== WORK TO COMPLETE ==
Exactly as written, print each record in the listing.

(Extracted records)
*****
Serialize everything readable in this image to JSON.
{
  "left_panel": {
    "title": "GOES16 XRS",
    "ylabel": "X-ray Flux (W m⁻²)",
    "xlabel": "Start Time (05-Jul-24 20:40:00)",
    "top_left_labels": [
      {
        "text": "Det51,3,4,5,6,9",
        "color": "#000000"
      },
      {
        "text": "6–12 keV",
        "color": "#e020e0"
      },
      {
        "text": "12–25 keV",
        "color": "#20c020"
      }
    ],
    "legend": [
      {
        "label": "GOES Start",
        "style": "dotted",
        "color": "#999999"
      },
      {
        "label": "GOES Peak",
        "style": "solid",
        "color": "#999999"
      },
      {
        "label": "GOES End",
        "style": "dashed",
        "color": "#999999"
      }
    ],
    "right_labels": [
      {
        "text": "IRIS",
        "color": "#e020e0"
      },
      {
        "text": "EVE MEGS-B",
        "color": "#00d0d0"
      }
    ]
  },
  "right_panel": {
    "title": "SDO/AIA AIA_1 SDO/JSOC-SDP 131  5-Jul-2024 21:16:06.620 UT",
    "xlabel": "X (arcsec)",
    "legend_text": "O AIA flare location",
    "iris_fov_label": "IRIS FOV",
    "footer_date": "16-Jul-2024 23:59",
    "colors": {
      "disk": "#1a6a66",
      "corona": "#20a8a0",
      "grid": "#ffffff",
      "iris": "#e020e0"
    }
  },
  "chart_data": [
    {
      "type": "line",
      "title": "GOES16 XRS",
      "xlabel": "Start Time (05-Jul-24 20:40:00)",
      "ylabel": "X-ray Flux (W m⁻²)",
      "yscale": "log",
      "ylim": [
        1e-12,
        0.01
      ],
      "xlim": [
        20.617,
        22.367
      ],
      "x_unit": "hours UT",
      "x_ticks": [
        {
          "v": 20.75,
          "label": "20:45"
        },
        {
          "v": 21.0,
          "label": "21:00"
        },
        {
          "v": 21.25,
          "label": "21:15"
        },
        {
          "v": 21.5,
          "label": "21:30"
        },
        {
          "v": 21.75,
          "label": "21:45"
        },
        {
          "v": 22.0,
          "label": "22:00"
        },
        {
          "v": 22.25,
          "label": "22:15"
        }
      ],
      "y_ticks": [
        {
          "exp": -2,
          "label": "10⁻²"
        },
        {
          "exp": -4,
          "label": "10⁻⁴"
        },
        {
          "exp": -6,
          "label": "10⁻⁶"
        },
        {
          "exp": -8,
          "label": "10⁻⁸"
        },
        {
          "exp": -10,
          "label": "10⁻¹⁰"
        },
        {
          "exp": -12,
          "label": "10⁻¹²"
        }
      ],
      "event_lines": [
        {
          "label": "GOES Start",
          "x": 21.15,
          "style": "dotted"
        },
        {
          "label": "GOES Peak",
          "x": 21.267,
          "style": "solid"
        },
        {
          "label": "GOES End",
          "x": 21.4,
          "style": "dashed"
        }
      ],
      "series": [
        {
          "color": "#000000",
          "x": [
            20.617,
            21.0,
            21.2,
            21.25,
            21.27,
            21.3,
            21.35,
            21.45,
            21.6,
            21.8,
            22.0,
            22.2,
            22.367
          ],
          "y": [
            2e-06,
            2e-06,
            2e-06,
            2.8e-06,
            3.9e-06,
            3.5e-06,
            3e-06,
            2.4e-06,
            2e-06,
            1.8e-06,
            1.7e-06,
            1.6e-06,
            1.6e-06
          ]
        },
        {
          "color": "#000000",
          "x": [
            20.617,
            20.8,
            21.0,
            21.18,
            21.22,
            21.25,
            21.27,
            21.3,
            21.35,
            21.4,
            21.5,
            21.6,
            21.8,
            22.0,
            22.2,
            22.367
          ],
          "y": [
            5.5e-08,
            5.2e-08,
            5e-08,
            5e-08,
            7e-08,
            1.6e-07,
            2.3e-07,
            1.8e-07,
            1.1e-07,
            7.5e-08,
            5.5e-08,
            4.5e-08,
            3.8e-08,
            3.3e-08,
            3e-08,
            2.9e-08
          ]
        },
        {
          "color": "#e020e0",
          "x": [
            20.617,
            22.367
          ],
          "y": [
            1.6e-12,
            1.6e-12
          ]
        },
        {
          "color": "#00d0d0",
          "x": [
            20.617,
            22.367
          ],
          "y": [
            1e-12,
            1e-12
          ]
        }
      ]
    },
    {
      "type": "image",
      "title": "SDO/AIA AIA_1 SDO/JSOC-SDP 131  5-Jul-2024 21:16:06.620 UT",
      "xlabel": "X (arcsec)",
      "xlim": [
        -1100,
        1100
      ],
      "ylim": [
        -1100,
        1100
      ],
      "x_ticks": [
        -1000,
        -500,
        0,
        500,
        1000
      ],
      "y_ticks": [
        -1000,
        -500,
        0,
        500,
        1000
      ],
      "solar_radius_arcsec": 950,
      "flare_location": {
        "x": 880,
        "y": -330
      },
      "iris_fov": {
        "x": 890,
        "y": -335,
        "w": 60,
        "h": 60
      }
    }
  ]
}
*****
== COMPLETED TASK ==
Serialize everything readable in this image to JSON.
{
  "left_panel": {
    "title": "GOES16 XRS",
    "ylabel": "X-ray Flux (W m⁻²)",
    "xlabel": "Start Time (05-Jul-24 20:40:00)",
    "top_left_labels": [
      {
        "text": "Det51,3,4,5,6,9",
        "color": "#000000"
      },
      {
        "text": "6–12 keV",
        "color": "#e020e0"
      },
      {
        "text": "12–25 keV",
        "color": "#20c020"
      }
    ],
    "legend": [
      {
        "label": "GOES Start",
        "style": "dotted",
        "color": "#999999"
      },
      {
        "label": "GOES Peak",
        "style": "solid",
        "color": "#999999"
      },
      {
        "label": "GOES End",
        "style": "dashed",
        "color": "#999999"
      }
    ],
    "right_labels": [
      {
        "text": "IRIS",
        "color": "#e020e0"
      },
      {
        "text": "EVE MEGS-B",
        "color": "#00d0d0"
      }
    ]
  },
  "right_panel": {
    "title": "SDO/AIA AIA_1 SDO/JSOC-SDP 131  5-Jul-2024 21:16:06.620 UT",
    "xlabel": "X (arcsec)",
    "legend_text": "O AIA flare location",
    "iris_fov_label": "IRIS FOV",
    "footer_date": "16-Jul-2024 23:59",
    "colors": {
      "disk": "#1a6a66",
      "corona": "#20a8a0",
      "grid": "#ffffff",
      "iris": "#e020e0"
    }
  },
  "chart_data": [
    {
      "type": "line",
      "title": "GOES16 XRS",
      "xlabel": "Start Time (05-Jul-24 20:40:00)",
      "ylabel": "X-ray Flux (W m⁻²)",
      "yscale": "log",
      "ylim": [
        1e-12,
        0.01
      ],
      "xlim": [
        20.617,
        22.367
      ],
      "x_unit": "hours UT",
      "x_ticks": [
        {
          "v": 20.75,
          "label": "20:45"
        },
        {
          "v": 21.0,
          "label": "21:00"
        },
        {
          "v": 21.25,
          "label": "21:15"
        },
        {
          "v": 21.5,
          "label": "21:30"
        },
        {
          "v": 21.75,
          "label": "21:45"
        },
        {
          "v": 22.0,
          "label": "22:00"
        },
        {
          "v": 22.25,
          "label": "22:15"
        }
      ],
      "y_ticks": [
        {
          "exp": -2,
          "label": "10⁻²"
        },
        {
          "exp": -4,
          "label": "10⁻⁴"
        },
        {
          "exp": -6,
          "label": "10⁻⁶"
        },
        {
          "exp": -8,
          "label": "10⁻⁸"
        },
        {
          "exp": -10,
          "label": "10⁻¹⁰"
        },
        {
          "exp": -12,
          "label": "10⁻¹²"
        }
      ],
      "event_lines": [
        {
          "label": "GOES Start",
          "x": 21.15,
          "style": "dotted"
        },
        {
          "label": "GOES Peak",
          "x": 21.267,
          "style": "solid"
        },
        {
          "label": "GOES End",
          "x": 21.4,
          "style": "dashed"
        }
      ],
      "series": [
        {
          "color": "#000000",
          "x": [
            20.617,
            21.0,
            21.2,
            21.25,
            21.27,
            21.3,
            21.35,
            21.45,
            21.6,
            21.8,
            22.0,
            22.2,
            22.367
          ],
          "y": [
            2e-06,
            2e-06,
            2e-06,
            2.8e-06,
            3.9e-06,
            3.5e-06,
            3e-06,
            2.4e-06,
            2e-06,
            1.8e-06,
            1.7e-06,
            1.6e-06,
            1.6e-06
          ]
        },
        {
          "color": "#000000",
          "x": [
            20.617,
            20.8,
            21.0,
            21.18,
            21.22,
            21.25,
            21.27,
            21.3,
            21.35,
            21.4,
            21.5,
            21.6,
            21.8,
            22.0,
            22.2,
            22.367
          ],
          "y": [
            5.5e-08,
            5.2e-08,
            5e-08,
            5e-08,
            7e-08,
            1.6e-07,
            2.3e-07,
            1.8e-07,
            1.1e-07,
            7.5e-08,
            5.5e-08,
            4.5e-08,
            3.8e-08,
            3.3e-08,
            3e-08,
            2.9e-08
          ]
        },
        {
          "color": "#e020e0",
          "x": [
            20.617,
            22.367
          ],
          "y": [
            1.6e-12,
            1.6e-12
          ]
        },
        {
          "color": "#00d0d0",
          "x": [
            20.617,
            22.367
          ],
          "y": [
            1e-12,
            1e-12
          ]
        }
      ]
    },
    {
      "type": "image",
      "title": "SDO/AIA AIA_1 SDO/JSOC-SDP 131  5-Jul-2024 21:16:06.620 UT",
      "xlabel": "X (arcsec)",
      "xlim": [
        -1100,
        1100
      ],
      "ylim": [
        -1100,
        1100
      ],
      "x_ticks": [
        -1000,
        -500,
        0,
        500,
        1000
      ],
      "y_ticks": [
        -1000,
        -500,
        0,
        500,
        1000
      ],
      "solar_radius_arcsec": 950,
      "flare_location": {
        "x": 880,
        "y": -330
      },
      "iris_fov": {
        "x": 890,
        "y": -335,
        "w": 60,
        "h": 60
      }
    }
  ]
}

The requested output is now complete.